Task objective -> Below is a listing to write out in full, exactly as given, without its pictures.

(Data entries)

☆ ☆ ☆ ☆

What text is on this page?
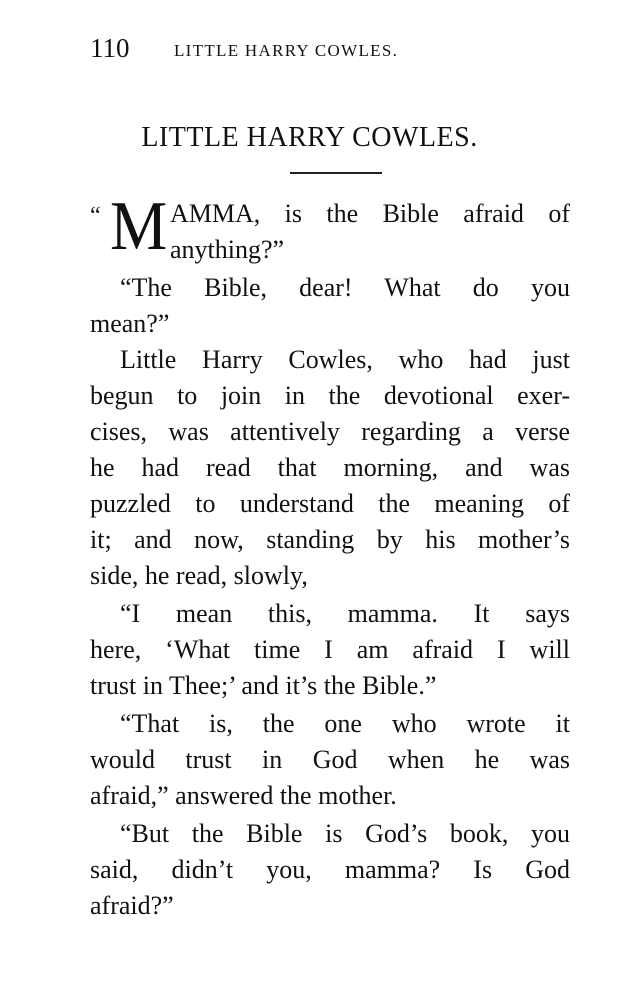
110	LITTLE HARRY COWLES.
LITTLE HARRY COWLES.
“ M AMMA, is the Bible afraid of
anything?”
“The Bible, dear! What do you
mean?”
Little Harry Cowles, who had just
begun to join in the devotional exer-
cises, was attentively regarding a verse
he had read that morning, and was
puzzled to understand the meaning of
it; and now, standing by his mother’s
side, he read, slowly,
“I mean this, mamma. It says
here, ‘What time I am afraid I will
trust in Thee;’ and it’s the Bible.”
“That is, the one who wrote it
would trust in God when he was
afraid,” answered the mother.
“But the Bible is God’s book, you
said, didn’t you, mamma? Is God
afraid?”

☆ ☆ ☆ ☆

Completed task ->
What text is on this page?
110	LITTLE HARRY COWLES.
LITTLE HARRY COWLES.
“ M AMMA, is the Bible afraid of
anything?”
“The Bible, dear! What do you
mean?”
Little Harry Cowles, who had just
begun to join in the devotional exer-
cises, was attentively regarding a verse
he had read that morning, and was
puzzled to understand the meaning of
it; and now, standing by his mother’s
side, he read, slowly,
“I mean this, mamma. It says
here, ‘What time I am afraid I will
trust in Thee;’ and it’s the Bible.”
“That is, the one who wrote it
would trust in God when he was
afraid,” answered the mother.
“But the Bible is God’s book, you
said, didn’t you, mamma? Is God
afraid?”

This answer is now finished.